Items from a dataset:
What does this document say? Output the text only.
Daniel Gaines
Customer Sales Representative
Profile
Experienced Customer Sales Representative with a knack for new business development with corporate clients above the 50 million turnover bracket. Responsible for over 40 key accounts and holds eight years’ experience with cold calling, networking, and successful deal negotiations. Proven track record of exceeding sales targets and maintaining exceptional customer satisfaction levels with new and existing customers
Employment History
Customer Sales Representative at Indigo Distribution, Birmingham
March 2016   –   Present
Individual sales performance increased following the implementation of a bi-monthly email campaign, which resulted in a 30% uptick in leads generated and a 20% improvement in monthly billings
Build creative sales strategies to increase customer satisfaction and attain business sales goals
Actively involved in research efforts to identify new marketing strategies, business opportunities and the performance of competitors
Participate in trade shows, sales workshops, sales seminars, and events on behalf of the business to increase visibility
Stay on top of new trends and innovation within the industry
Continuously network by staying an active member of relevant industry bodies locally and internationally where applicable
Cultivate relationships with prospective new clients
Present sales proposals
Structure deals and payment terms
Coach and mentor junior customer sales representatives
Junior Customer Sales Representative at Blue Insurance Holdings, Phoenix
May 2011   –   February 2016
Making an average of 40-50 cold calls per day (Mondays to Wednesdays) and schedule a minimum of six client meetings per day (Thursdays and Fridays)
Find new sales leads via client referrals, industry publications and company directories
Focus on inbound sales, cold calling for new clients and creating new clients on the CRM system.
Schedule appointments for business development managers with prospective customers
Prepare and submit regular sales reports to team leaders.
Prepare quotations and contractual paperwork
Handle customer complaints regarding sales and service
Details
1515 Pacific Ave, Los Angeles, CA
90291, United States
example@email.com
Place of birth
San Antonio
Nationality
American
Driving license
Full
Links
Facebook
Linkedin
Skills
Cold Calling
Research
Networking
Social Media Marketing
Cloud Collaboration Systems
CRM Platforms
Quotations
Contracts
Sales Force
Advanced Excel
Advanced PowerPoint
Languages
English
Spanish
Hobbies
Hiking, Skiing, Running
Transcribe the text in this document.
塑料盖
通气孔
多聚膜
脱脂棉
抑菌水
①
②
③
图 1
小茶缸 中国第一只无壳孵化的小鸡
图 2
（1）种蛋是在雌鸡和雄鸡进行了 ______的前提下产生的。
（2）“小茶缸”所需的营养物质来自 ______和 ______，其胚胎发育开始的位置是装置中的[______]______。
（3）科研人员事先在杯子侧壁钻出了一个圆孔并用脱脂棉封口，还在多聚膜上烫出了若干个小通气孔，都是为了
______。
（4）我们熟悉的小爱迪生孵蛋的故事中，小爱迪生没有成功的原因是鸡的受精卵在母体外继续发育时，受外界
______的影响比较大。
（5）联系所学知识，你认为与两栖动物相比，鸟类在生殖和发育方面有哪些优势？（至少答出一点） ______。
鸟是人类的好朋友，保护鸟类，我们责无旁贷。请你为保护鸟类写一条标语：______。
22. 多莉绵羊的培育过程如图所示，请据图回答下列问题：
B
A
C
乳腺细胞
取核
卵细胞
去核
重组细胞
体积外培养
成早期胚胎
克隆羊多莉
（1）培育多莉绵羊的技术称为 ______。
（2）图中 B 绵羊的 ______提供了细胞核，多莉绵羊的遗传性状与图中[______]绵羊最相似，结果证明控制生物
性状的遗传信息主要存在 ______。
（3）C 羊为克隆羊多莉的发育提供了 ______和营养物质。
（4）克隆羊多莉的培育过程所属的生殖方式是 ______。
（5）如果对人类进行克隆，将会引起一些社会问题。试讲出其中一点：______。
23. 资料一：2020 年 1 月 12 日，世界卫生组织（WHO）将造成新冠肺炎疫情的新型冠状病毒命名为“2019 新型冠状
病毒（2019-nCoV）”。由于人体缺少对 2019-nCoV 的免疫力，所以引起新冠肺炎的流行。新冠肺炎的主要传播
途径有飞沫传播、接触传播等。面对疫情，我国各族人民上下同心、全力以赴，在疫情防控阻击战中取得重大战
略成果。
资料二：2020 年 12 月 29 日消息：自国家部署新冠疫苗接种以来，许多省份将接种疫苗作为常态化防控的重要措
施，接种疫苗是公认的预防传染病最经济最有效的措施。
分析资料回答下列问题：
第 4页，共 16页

# CHALLENGE:
Please quote every record above exactly as it appears.

# EXERCISE ANSWER:
What does this document say? Output the text only.
Daniel Gaines
Customer Sales Representative
Profile
Experienced Customer Sales Representative with a knack for new business development with corporate clients above the 50 million turnover bracket. Responsible for over 40 key accounts and holds eight years’ experience with cold calling, networking, and successful deal negotiations. Proven track record of exceeding sales targets and maintaining exceptional customer satisfaction levels with new and existing customers
Employment History
Customer Sales Representative at Indigo Distribution, Birmingham
March 2016   –   Present
Individual sales performance increased following the implementation of a bi-monthly email campaign, which resulted in a 30% uptick in leads generated and a 20% improvement in monthly billings
Build creative sales strategies to increase customer satisfaction and attain business sales goals
Actively involved in research efforts to identify new marketing strategies, business opportunities and the performance of competitors
Participate in trade shows, sales workshops, sales seminars, and events on behalf of the business to increase visibility
Stay on top of new trends and innovation within the industry
Continuously network by staying an active member of relevant industry bodies locally and internationally where applicable
Cultivate relationships with prospective new clients
Present sales proposals
Structure deals and payment terms
Coach and mentor junior customer sales representatives
Junior Customer Sales Representative at Blue Insurance Holdings, Phoenix
May 2011   –   February 2016
Making an average of 40-50 cold calls per day (Mondays to Wednesdays) and schedule a minimum of six client meetings per day (Thursdays and Fridays)
Find new sales leads via client referrals, industry publications and company directories
Focus on inbound sales, cold calling for new clients and creating new clients on the CRM system.
Schedule appointments for business development managers with prospective customers
Prepare and submit regular sales reports to team leaders.
Prepare quotations and contractual paperwork
Handle customer complaints regarding sales and service
Details
1515 Pacific Ave, Los Angeles, CA
90291, United States
example@email.com
Place of birth
San Antonio
Nationality
American
Driving license
Full
Links
Facebook
Linkedin
Skills
Cold Calling
Research
Networking
Social Media Marketing
Cloud Collaboration Systems
CRM Platforms
Quotations
Contracts
Sales Force
Advanced Excel
Advanced PowerPoint
Languages
English
Spanish
Hobbies
Hiking, Skiing, Running
Transcribe the text in this document.
塑料盖
通气孔
多聚膜
脱脂棉
抑菌水
①
②
③
图 1
小茶缸 中国第一只无壳孵化的小鸡
图 2
（1）种蛋是在雌鸡和雄鸡进行了 ______的前提下产生的。
（2）“小茶缸”所需的营养物质来自 ______和 ______，其胚胎发育开始的位置是装置中的[______]______。
（3）科研人员事先在杯子侧壁钻出了一个圆孔并用脱脂棉封口，还在多聚膜上烫出了若干个小通气孔，都是为了
______。
（4）我们熟悉的小爱迪生孵蛋的故事中，小爱迪生没有成功的原因是鸡的受精卵在母体外继续发育时，受外界
______的影响比较大。
（5）联系所学知识，你认为与两栖动物相比，鸟类在生殖和发育方面有哪些优势？（至少答出一点） ______。
鸟是人类的好朋友，保护鸟类，我们责无旁贷。请你为保护鸟类写一条标语：______。
22. 多莉绵羊的培育过程如图所示，请据图回答下列问题：
B
A
C
乳腺细胞
取核
卵细胞
去核
重组细胞
体积外培养
成早期胚胎
克隆羊多莉
（1）培育多莉绵羊的技术称为 ______。
（2）图中 B 绵羊的 ______提供了细胞核，多莉绵羊的遗传性状与图中[______]绵羊最相似，结果证明控制生物
性状的遗传信息主要存在 ______。
（3）C 羊为克隆羊多莉的发育提供了 ______和营养物质。
（4）克隆羊多莉的培育过程所属的生殖方式是 ______。
（5）如果对人类进行克隆，将会引起一些社会问题。试讲出其中一点：______。
23. 资料一：2020 年 1 月 12 日，世界卫生组织（WHO）将造成新冠肺炎疫情的新型冠状病毒命名为“2019 新型冠状
病毒（2019-nCoV）”。由于人体缺少对 2019-nCoV 的免疫力，所以引起新冠肺炎的流行。新冠肺炎的主要传播
途径有飞沫传播、接触传播等。面对疫情，我国各族人民上下同心、全力以赴，在疫情防控阻击战中取得重大战
略成果。
资料二：2020 年 12 月 29 日消息：自国家部署新冠疫苗接种以来，许多省份将接种疫苗作为常态化防控的重要措
施，接种疫苗是公认的预防传染病最经济最有效的措施。
分析资料回答下列问题：
第 4页，共 16页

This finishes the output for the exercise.